(Stated problem)
Pick out every line in the data below that holds "JSON".

Extracts from a graphics dataset:
☆ ☆ ☆ ☆ ☆ ☆ ☆
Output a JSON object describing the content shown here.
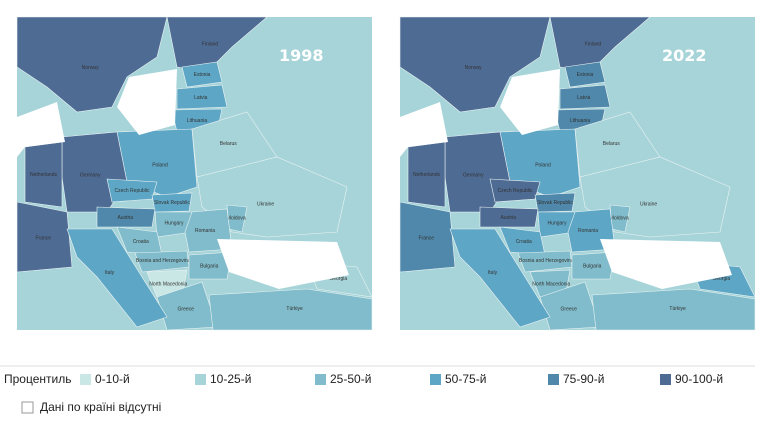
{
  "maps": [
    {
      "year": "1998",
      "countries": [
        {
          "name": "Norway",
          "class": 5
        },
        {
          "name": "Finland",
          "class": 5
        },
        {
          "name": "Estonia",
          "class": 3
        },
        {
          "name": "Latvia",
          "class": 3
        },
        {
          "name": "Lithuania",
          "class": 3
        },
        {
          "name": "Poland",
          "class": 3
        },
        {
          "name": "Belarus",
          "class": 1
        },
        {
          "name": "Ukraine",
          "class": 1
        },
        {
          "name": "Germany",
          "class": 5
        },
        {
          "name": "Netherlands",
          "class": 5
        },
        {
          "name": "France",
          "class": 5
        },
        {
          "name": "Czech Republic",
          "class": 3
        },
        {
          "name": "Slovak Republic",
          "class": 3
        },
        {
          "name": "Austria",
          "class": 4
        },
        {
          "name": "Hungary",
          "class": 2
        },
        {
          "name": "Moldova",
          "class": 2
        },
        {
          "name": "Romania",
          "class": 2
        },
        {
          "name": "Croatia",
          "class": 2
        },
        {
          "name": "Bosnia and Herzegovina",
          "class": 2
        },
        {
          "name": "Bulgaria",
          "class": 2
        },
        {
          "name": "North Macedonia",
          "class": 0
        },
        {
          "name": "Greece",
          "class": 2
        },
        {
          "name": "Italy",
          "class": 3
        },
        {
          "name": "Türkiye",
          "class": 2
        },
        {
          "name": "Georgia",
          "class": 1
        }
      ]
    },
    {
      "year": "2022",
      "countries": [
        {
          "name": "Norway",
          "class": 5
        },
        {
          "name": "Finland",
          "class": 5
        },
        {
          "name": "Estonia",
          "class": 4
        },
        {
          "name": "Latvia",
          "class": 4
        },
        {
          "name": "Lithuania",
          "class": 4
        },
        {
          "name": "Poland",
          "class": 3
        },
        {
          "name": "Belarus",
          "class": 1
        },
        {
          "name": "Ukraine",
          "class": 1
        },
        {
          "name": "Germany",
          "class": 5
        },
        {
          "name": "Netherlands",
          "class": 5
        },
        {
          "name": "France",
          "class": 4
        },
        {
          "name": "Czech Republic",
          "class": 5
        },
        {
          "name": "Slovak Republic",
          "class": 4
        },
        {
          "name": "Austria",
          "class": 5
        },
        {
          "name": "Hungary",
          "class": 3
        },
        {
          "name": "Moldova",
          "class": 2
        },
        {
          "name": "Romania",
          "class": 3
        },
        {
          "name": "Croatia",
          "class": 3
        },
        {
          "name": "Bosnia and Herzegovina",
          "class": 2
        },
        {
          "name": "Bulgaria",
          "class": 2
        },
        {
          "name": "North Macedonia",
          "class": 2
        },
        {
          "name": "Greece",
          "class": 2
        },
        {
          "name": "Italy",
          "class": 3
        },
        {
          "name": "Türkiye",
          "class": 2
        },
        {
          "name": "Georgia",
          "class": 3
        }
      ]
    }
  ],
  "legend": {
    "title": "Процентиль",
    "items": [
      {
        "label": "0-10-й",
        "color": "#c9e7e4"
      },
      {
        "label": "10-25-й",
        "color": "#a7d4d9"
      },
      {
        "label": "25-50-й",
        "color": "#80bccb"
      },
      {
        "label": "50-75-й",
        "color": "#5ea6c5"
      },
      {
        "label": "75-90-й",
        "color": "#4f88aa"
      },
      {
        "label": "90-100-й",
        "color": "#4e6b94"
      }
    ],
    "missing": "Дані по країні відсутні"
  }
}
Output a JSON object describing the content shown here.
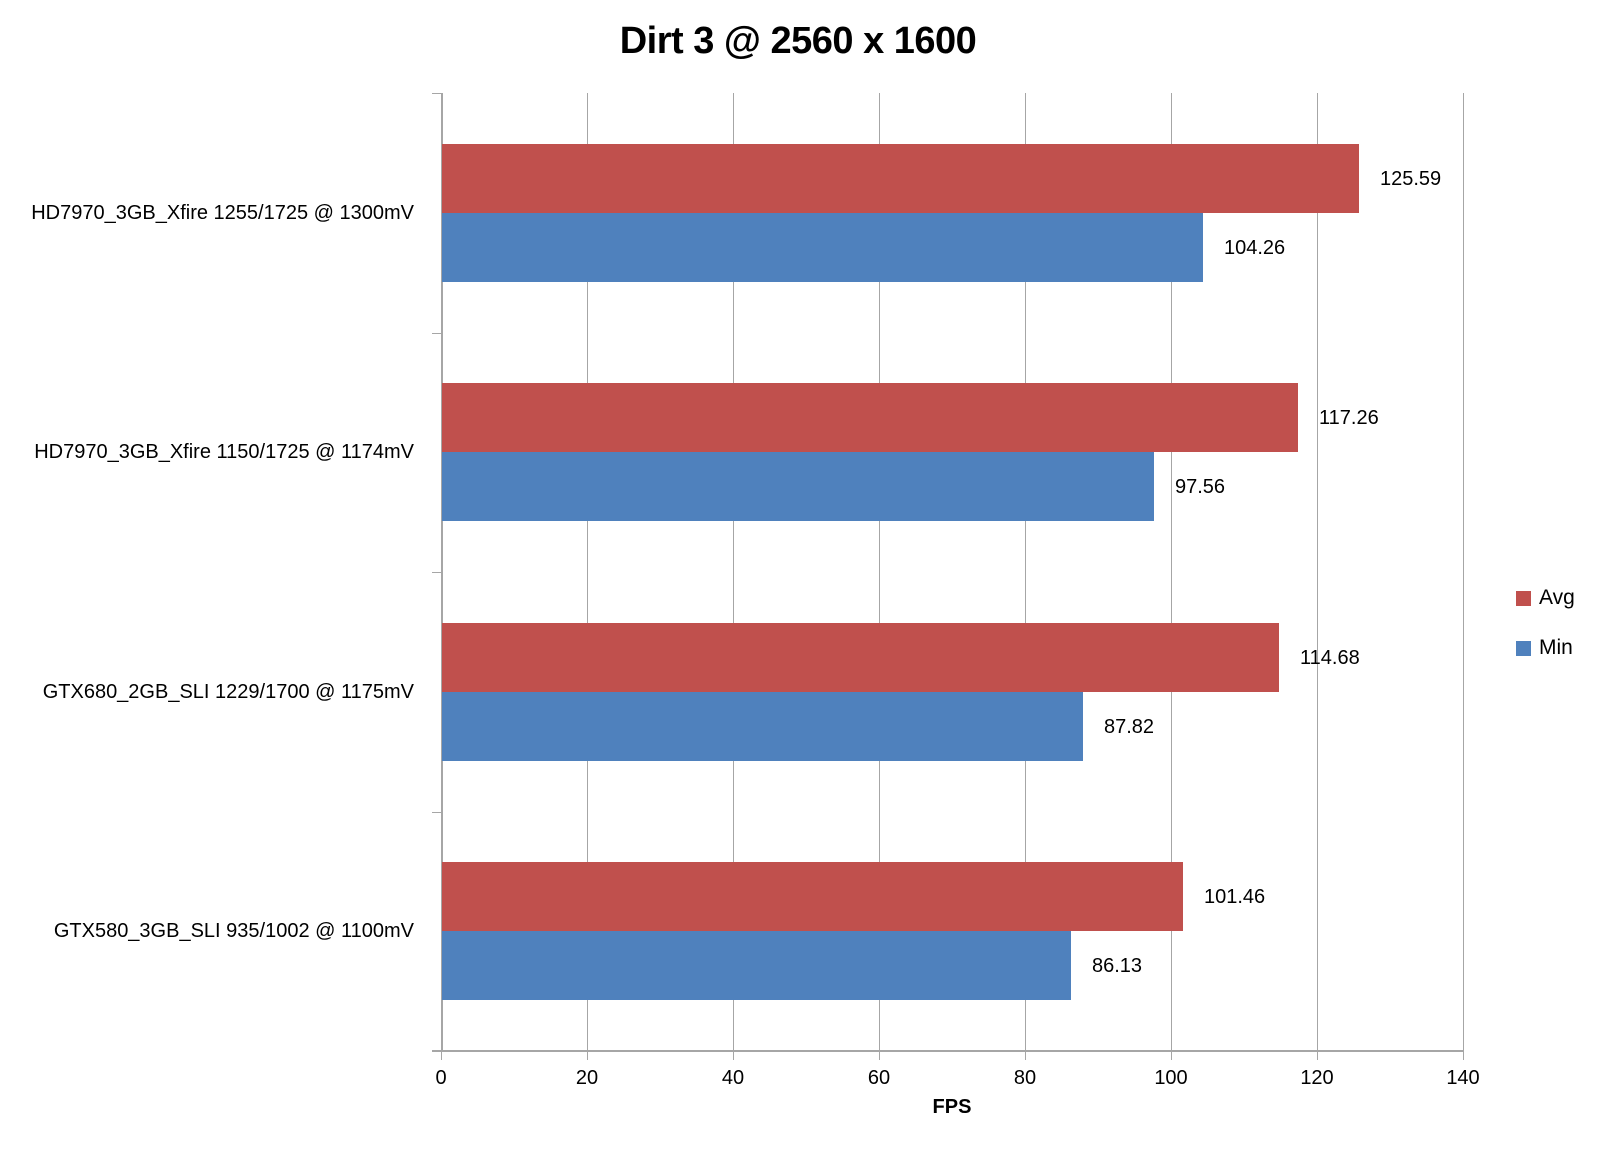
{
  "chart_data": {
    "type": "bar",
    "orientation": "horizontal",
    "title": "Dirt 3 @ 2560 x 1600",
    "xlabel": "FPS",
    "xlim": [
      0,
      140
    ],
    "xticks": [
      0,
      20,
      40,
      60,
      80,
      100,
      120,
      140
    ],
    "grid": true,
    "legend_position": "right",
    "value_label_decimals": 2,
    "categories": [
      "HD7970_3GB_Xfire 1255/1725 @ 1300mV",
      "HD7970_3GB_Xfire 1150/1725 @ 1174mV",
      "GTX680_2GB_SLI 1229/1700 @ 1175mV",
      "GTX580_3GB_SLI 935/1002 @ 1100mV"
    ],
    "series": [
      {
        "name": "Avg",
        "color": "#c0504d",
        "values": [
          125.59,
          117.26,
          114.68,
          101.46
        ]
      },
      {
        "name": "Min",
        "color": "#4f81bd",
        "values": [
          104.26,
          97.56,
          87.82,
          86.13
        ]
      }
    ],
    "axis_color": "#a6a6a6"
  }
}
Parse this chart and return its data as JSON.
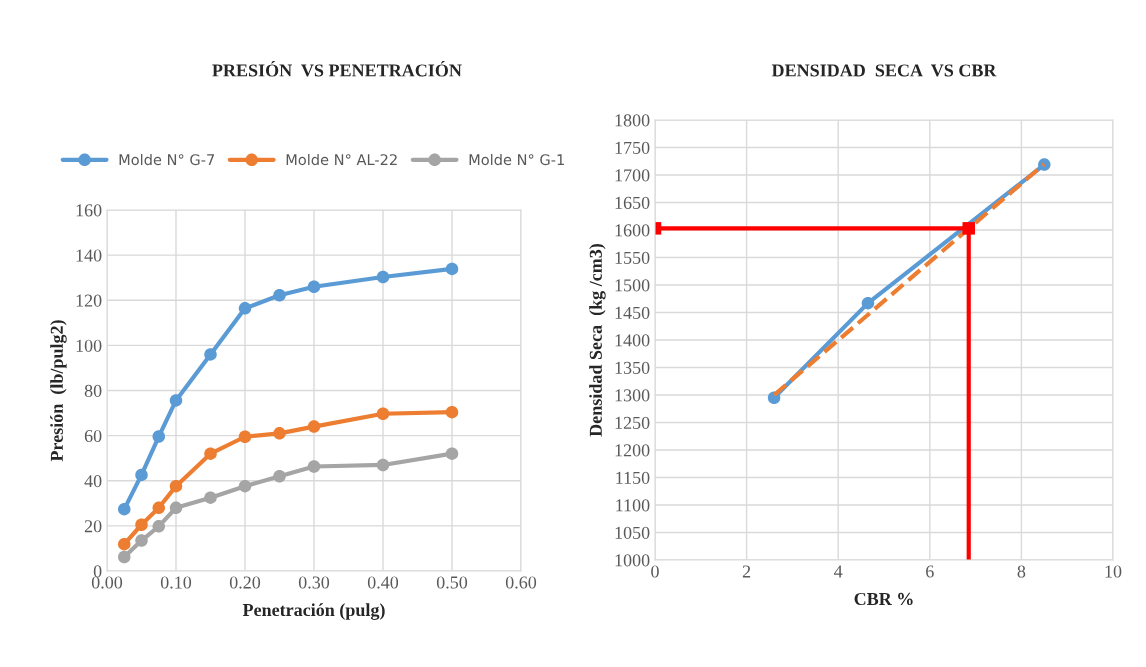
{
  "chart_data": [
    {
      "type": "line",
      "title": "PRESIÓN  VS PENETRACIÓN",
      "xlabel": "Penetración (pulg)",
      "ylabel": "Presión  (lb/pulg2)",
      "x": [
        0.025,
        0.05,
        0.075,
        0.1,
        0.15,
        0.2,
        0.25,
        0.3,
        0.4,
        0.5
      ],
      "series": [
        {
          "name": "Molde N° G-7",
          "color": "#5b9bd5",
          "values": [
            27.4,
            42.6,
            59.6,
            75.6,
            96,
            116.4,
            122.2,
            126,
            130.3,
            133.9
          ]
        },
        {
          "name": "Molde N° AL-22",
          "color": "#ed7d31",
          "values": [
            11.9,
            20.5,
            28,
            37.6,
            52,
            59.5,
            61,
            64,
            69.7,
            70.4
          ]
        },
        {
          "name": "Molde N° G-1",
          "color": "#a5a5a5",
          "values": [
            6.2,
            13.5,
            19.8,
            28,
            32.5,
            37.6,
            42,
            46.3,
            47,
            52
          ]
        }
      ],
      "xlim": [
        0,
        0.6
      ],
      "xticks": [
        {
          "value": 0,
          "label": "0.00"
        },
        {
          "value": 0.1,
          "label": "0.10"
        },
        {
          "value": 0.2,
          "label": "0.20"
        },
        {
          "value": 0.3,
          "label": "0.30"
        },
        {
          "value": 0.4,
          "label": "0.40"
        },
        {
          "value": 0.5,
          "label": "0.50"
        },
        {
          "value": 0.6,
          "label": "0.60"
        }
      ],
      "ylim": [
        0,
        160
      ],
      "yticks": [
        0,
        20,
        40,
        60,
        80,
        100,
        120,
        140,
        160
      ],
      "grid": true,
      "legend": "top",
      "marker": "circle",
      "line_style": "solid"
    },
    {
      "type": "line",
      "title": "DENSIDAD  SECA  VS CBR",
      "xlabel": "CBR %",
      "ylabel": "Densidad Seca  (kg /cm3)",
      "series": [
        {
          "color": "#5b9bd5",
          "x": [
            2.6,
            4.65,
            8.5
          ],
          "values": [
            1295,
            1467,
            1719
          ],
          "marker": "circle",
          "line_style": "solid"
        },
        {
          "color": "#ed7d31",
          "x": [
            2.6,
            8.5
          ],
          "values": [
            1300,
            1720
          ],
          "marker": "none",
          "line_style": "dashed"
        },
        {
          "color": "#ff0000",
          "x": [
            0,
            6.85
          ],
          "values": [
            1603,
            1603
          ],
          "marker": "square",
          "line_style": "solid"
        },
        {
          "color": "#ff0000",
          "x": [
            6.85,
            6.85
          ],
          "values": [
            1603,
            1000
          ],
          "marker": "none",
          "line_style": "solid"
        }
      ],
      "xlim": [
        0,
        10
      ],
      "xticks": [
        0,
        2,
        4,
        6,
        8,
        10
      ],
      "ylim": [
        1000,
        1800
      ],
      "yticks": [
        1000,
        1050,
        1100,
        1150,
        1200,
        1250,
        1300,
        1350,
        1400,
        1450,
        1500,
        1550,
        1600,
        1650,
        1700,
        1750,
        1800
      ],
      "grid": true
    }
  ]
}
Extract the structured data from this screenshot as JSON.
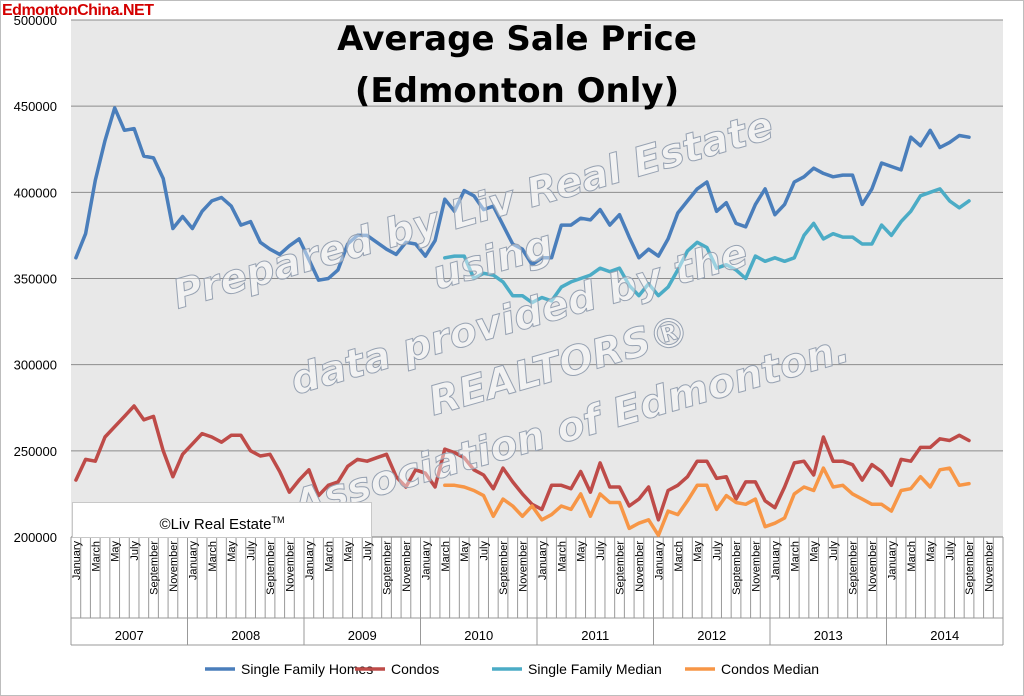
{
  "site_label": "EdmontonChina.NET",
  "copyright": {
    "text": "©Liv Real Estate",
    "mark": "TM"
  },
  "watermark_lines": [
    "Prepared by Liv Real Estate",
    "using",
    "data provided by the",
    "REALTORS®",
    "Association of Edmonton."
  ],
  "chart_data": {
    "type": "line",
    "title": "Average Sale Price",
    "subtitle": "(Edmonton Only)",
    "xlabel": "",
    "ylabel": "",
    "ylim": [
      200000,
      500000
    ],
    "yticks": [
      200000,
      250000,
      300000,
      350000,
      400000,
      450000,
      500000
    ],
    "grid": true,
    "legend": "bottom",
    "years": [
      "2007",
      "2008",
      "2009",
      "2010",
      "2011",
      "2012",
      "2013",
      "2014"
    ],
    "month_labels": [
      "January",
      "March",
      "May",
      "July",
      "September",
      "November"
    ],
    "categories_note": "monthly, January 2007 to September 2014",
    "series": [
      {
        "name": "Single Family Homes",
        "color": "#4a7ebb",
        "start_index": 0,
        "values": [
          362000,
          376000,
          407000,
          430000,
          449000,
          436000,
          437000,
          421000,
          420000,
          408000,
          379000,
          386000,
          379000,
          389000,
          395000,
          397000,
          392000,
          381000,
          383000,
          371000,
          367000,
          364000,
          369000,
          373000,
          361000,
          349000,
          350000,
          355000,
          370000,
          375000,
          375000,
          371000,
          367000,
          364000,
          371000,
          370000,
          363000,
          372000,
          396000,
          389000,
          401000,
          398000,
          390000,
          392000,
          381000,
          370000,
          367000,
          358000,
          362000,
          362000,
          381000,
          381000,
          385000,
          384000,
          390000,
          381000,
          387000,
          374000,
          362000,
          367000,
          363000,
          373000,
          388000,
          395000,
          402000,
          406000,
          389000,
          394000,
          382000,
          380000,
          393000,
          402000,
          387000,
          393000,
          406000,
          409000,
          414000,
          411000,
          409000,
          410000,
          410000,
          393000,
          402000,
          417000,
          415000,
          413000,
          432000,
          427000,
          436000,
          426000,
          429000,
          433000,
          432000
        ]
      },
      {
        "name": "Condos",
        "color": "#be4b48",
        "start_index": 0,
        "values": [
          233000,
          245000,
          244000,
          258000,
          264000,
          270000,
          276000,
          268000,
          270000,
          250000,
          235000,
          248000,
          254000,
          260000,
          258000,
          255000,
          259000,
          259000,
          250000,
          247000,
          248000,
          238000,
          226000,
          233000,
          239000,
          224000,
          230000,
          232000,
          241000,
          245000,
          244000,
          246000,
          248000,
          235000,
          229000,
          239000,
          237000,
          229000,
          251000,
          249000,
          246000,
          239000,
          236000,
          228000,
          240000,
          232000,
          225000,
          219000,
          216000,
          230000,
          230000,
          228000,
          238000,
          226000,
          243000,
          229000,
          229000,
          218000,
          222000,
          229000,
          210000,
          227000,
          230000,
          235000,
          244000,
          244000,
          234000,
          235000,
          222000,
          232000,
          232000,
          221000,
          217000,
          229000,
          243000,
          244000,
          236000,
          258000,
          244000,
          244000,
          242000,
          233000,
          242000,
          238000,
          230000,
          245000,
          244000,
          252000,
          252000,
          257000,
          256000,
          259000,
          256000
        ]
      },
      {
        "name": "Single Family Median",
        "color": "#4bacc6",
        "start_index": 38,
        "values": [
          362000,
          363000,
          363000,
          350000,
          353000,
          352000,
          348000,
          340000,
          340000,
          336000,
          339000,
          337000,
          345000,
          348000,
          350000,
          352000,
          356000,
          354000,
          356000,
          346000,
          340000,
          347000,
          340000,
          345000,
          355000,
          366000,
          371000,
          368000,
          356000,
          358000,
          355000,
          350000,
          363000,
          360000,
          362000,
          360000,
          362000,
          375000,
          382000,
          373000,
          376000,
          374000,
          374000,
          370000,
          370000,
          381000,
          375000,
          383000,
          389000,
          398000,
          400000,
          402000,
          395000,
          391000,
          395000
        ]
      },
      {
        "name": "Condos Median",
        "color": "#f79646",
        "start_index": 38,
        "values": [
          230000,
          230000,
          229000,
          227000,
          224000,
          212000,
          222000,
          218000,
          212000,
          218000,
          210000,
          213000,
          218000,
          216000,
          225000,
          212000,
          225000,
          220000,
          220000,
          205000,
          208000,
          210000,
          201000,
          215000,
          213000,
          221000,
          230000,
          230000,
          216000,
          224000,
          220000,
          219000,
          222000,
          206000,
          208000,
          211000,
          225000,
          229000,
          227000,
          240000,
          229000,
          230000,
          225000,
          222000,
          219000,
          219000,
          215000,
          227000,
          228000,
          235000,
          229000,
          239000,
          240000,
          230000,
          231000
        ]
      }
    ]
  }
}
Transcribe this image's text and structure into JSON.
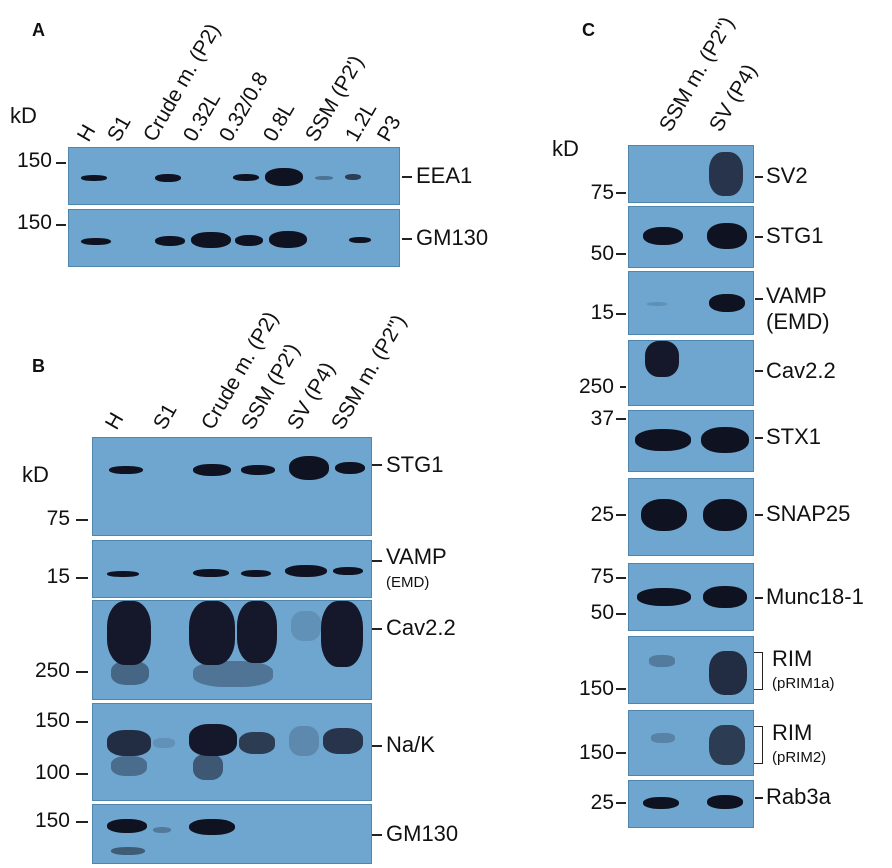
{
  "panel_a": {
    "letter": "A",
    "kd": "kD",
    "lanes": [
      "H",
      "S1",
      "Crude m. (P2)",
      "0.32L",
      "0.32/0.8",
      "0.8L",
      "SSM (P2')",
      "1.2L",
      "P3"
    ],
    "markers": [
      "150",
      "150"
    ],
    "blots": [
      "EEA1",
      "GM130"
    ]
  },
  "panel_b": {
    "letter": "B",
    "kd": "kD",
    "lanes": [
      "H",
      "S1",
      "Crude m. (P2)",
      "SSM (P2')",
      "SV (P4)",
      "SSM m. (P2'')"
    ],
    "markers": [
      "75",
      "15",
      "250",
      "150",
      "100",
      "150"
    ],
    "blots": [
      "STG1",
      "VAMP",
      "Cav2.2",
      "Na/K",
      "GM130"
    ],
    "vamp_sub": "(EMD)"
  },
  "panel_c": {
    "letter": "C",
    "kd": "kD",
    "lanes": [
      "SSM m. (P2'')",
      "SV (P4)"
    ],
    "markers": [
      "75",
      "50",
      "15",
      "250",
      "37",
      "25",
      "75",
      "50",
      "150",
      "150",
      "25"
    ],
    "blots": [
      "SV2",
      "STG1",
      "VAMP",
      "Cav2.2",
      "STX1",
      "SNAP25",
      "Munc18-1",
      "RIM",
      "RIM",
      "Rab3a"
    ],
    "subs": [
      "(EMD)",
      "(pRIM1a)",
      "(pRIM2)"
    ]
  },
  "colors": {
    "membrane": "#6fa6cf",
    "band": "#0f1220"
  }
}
☆ ☆ ☆ ☆ ☆ ☆ ☆
(Written solution)
Output a JSON object describing the content shown here.
Output a JSON object describing the content shown here.
Parse this chart and return its data as JSON.
Extract the structured data from this screenshot as JSON.
Transcribe this image's text and structure into JSON.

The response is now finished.